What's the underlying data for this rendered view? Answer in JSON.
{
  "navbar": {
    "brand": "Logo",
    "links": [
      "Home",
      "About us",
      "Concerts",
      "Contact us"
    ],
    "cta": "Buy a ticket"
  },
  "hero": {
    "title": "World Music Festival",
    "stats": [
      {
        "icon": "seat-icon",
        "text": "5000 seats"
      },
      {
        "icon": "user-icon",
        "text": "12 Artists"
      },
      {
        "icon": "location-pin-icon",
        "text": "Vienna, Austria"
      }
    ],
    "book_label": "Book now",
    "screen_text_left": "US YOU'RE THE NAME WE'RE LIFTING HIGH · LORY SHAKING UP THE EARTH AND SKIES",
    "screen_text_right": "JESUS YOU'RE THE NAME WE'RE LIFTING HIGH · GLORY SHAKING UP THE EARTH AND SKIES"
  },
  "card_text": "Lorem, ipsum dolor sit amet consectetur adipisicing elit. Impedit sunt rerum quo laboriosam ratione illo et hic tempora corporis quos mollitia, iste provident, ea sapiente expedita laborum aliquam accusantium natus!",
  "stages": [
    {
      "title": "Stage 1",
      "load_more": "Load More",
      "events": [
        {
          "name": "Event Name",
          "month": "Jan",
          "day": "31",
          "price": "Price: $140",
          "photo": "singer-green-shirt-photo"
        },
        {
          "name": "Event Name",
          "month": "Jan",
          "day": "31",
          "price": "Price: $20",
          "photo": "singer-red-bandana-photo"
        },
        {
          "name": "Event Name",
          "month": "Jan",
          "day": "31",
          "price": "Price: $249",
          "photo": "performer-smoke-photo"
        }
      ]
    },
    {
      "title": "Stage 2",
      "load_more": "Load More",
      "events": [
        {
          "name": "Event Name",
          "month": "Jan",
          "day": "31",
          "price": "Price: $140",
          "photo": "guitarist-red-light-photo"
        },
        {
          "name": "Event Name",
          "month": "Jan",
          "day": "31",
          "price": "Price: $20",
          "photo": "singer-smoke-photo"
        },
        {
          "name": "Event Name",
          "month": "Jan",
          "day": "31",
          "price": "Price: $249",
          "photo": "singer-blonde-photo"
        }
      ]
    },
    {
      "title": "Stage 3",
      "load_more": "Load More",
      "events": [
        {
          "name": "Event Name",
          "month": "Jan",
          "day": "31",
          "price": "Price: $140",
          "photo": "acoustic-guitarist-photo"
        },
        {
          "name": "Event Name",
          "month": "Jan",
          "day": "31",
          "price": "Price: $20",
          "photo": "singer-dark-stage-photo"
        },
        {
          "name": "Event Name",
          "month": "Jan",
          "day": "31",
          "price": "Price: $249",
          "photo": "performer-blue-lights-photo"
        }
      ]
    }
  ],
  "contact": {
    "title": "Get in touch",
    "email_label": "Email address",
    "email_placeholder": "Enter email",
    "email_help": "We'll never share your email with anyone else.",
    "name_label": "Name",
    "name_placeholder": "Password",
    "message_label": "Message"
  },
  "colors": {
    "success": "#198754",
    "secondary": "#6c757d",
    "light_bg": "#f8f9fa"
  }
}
══════
- Task goal: Lines holding the word "photo" in the entries above are the ones to pull out. Copy them all.

- Task solution:
          "photo": "singer-green-shirt-photo"
          "photo": "singer-red-bandana-photo"
          "photo": "performer-smoke-photo"
          "photo": "guitarist-red-light-photo"
          "photo": "singer-smoke-photo"
          "photo": "singer-blonde-photo"
          "photo": "acoustic-guitarist-photo"
          "photo": "singer-dark-stage-photo"
          "photo": "performer-blue-lights-photo"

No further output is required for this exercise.